Repeat every entry in the listing below, exactly.

--- start of DATA PROVIDED ---

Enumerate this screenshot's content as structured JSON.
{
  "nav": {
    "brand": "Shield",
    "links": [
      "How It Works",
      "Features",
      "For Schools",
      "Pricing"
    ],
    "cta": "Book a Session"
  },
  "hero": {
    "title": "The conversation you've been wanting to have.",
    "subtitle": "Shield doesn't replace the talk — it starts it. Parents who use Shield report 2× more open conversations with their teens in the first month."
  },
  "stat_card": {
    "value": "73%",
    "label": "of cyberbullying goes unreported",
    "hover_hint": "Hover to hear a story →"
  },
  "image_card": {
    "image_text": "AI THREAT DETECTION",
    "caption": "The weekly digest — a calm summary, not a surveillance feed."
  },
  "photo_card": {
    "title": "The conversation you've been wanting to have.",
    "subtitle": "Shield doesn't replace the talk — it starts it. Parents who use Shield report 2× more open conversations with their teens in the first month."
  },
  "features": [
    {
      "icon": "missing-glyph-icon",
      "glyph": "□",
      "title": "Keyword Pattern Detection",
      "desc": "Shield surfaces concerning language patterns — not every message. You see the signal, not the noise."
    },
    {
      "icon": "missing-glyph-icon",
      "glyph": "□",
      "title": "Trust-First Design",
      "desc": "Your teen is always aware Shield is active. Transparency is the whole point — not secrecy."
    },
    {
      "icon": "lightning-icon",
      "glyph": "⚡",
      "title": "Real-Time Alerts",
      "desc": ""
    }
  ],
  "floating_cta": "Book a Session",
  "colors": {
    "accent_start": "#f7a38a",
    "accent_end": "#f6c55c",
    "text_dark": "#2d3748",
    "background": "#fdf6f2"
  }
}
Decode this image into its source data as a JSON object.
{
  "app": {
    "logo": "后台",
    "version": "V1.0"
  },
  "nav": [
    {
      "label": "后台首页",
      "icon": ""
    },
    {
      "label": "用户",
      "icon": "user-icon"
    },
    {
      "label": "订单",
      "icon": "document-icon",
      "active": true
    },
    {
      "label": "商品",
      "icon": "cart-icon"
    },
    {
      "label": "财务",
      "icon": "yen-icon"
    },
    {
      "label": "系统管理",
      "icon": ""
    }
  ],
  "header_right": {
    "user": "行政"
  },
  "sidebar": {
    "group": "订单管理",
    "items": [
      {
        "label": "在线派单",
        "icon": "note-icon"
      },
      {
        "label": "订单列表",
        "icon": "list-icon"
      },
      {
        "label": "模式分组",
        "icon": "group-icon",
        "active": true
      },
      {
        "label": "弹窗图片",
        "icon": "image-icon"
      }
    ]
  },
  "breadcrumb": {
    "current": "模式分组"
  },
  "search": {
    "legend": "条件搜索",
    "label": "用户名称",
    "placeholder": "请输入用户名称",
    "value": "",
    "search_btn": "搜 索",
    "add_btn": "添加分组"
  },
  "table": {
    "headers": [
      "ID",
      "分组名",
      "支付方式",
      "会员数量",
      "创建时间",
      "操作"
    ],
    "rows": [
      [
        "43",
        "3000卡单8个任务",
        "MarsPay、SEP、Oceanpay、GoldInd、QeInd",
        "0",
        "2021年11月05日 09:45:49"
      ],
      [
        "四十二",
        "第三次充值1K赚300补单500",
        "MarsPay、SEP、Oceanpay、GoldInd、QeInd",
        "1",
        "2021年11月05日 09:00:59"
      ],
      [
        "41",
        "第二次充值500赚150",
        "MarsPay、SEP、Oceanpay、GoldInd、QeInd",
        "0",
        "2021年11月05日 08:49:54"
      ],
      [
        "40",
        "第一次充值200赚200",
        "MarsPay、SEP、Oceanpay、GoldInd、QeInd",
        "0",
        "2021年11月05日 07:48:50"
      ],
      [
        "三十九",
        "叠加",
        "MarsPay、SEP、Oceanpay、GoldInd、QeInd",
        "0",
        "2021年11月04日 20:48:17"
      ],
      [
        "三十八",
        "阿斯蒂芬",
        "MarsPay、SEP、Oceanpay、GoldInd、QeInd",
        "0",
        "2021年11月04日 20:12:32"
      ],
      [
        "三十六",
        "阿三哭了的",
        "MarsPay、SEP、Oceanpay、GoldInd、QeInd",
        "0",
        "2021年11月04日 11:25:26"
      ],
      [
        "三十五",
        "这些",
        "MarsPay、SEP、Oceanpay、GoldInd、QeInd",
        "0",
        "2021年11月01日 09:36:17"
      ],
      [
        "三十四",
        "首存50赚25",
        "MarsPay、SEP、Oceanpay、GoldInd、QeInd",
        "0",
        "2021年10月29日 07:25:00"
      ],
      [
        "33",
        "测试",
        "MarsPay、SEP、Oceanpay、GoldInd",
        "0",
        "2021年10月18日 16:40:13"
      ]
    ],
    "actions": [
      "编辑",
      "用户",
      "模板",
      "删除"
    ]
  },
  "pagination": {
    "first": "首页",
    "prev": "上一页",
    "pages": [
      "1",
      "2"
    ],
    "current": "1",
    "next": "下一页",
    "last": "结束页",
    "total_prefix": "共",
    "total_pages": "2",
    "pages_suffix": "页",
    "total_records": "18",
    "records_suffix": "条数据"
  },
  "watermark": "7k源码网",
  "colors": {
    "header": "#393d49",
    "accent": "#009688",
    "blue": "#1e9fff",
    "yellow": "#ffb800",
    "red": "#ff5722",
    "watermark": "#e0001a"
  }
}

--- end of DATA PROVIDED ---

THE RESPONSE:
Enumerate this screenshot's content as structured JSON.
{
  "nav": {
    "brand": "Shield",
    "links": [
      "How It Works",
      "Features",
      "For Schools",
      "Pricing"
    ],
    "cta": "Book a Session"
  },
  "hero": {
    "title": "The conversation you've been wanting to have.",
    "subtitle": "Shield doesn't replace the talk — it starts it. Parents who use Shield report 2× more open conversations with their teens in the first month."
  },
  "stat_card": {
    "value": "73%",
    "label": "of cyberbullying goes unreported",
    "hover_hint": "Hover to hear a story →"
  },
  "image_card": {
    "image_text": "AI THREAT DETECTION",
    "caption": "The weekly digest — a calm summary, not a surveillance feed."
  },
  "photo_card": {
    "title": "The conversation you've been wanting to have.",
    "subtitle": "Shield doesn't replace the talk — it starts it. Parents who use Shield report 2× more open conversations with their teens in the first month."
  },
  "features": [
    {
      "icon": "missing-glyph-icon",
      "glyph": "□",
      "title": "Keyword Pattern Detection",
      "desc": "Shield surfaces concerning language patterns — not every message. You see the signal, not the noise."
    },
    {
      "icon": "missing-glyph-icon",
      "glyph": "□",
      "title": "Trust-First Design",
      "desc": "Your teen is always aware Shield is active. Transparency is the whole point — not secrecy."
    },
    {
      "icon": "lightning-icon",
      "glyph": "⚡",
      "title": "Real-Time Alerts",
      "desc": ""
    }
  ],
  "floating_cta": "Book a Session",
  "colors": {
    "accent_start": "#f7a38a",
    "accent_end": "#f6c55c",
    "text_dark": "#2d3748",
    "background": "#fdf6f2"
  }
}
Decode this image into its source data as a JSON object.
{
  "app": {
    "logo": "后台",
    "version": "V1.0"
  },
  "nav": [
    {
      "label": "后台首页",
      "icon": ""
    },
    {
      "label": "用户",
      "icon": "user-icon"
    },
    {
      "label": "订单",
      "icon": "document-icon",
      "active": true
    },
    {
      "label": "商品",
      "icon": "cart-icon"
    },
    {
      "label": "财务",
      "icon": "yen-icon"
    },
    {
      "label": "系统管理",
      "icon": ""
    }
  ],
  "header_right": {
    "user": "行政"
  },
  "sidebar": {
    "group": "订单管理",
    "items": [
      {
        "label": "在线派单",
        "icon": "note-icon"
      },
      {
        "label": "订单列表",
        "icon": "list-icon"
      },
      {
        "label": "模式分组",
        "icon": "group-icon",
        "active": true
      },
      {
        "label": "弹窗图片",
        "icon": "image-icon"
      }
    ]
  },
  "breadcrumb": {
    "current": "模式分组"
  },
  "search": {
    "legend": "条件搜索",
    "label": "用户名称",
    "placeholder": "请输入用户名称",
    "value": "",
    "search_btn": "搜 索",
    "add_btn": "添加分组"
  },
  "table": {
    "headers": [
      "ID",
      "分组名",
      "支付方式",
      "会员数量",
      "创建时间",
      "操作"
    ],
    "rows": [
      [
        "43",
        "3000卡单8个任务",
        "MarsPay、SEP、Oceanpay、GoldInd、QeInd",
        "0",
        "2021年11月05日 09:45:49"
      ],
      [
        "四十二",
        "第三次充值1K赚300补单500",
        "MarsPay、SEP、Oceanpay、GoldInd、QeInd",
        "1",
        "2021年11月05日 09:00:59"
      ],
      [
        "41",
        "第二次充值500赚150",
        "MarsPay、SEP、Oceanpay、GoldInd、QeInd",
        "0",
        "2021年11月05日 08:49:54"
      ],
      [
        "40",
        "第一次充值200赚200",
        "MarsPay、SEP、Oceanpay、GoldInd、QeInd",
        "0",
        "2021年11月05日 07:48:50"
      ],
      [
        "三十九",
        "叠加",
        "MarsPay、SEP、Oceanpay、GoldInd、QeInd",
        "0",
        "2021年11月04日 20:48:17"
      ],
      [
        "三十八",
        "阿斯蒂芬",
        "MarsPay、SEP、Oceanpay、GoldInd、QeInd",
        "0",
        "2021年11月04日 20:12:32"
      ],
      [
        "三十六",
        "阿三哭了的",
        "MarsPay、SEP、Oceanpay、GoldInd、QeInd",
        "0",
        "2021年11月04日 11:25:26"
      ],
      [
        "三十五",
        "这些",
        "MarsPay、SEP、Oceanpay、GoldInd、QeInd",
        "0",
        "2021年11月01日 09:36:17"
      ],
      [
        "三十四",
        "首存50赚25",
        "MarsPay、SEP、Oceanpay、GoldInd、QeInd",
        "0",
        "2021年10月29日 07:25:00"
      ],
      [
        "33",
        "测试",
        "MarsPay、SEP、Oceanpay、GoldInd",
        "0",
        "2021年10月18日 16:40:13"
      ]
    ],
    "actions": [
      "编辑",
      "用户",
      "模板",
      "删除"
    ]
  },
  "pagination": {
    "first": "首页",
    "prev": "上一页",
    "pages": [
      "1",
      "2"
    ],
    "current": "1",
    "next": "下一页",
    "last": "结束页",
    "total_prefix": "共",
    "total_pages": "2",
    "pages_suffix": "页",
    "total_records": "18",
    "records_suffix": "条数据"
  },
  "watermark": "7k源码网",
  "colors": {
    "header": "#393d49",
    "accent": "#009688",
    "blue": "#1e9fff",
    "yellow": "#ffb800",
    "red": "#ff5722",
    "watermark": "#e0001a"
  }
}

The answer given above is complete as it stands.